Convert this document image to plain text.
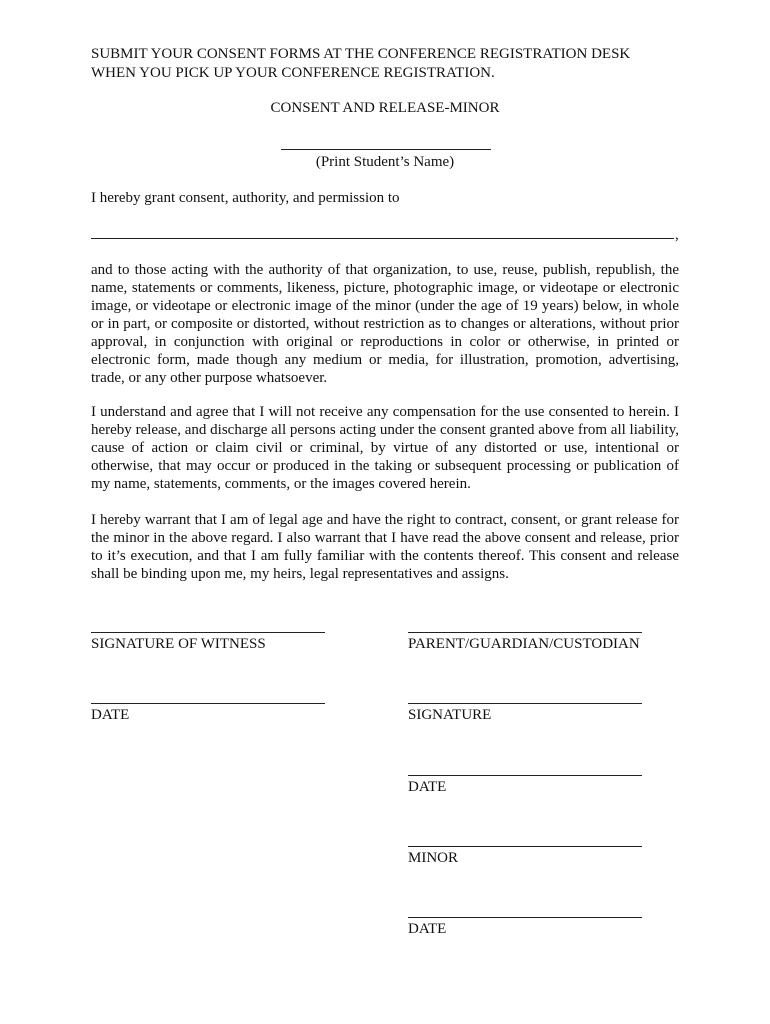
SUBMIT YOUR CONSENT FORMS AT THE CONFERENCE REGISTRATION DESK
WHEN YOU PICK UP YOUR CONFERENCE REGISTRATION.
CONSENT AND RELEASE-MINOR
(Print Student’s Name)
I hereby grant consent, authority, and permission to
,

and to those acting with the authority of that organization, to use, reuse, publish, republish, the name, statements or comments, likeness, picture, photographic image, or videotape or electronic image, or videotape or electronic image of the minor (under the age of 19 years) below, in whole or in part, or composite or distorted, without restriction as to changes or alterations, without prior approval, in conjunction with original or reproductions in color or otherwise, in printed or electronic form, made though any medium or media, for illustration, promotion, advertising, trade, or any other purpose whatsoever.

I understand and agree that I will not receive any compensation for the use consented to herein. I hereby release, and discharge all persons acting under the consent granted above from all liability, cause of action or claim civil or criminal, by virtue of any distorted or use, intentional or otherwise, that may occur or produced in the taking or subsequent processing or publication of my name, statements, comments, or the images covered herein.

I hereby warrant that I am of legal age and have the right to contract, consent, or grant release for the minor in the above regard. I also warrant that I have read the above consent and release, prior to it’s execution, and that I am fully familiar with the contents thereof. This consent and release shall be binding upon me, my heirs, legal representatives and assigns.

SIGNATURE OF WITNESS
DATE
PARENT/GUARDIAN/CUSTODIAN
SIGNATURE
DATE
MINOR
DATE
⁂
Exercise directions — Only lines with "REGISTRATION" are wanted here; list each of them.

Response below —
SUBMIT YOUR CONSENT FORMS AT THE CONFERENCE REGISTRATION DESK
WHEN YOU PICK UP YOUR CONFERENCE REGISTRATION.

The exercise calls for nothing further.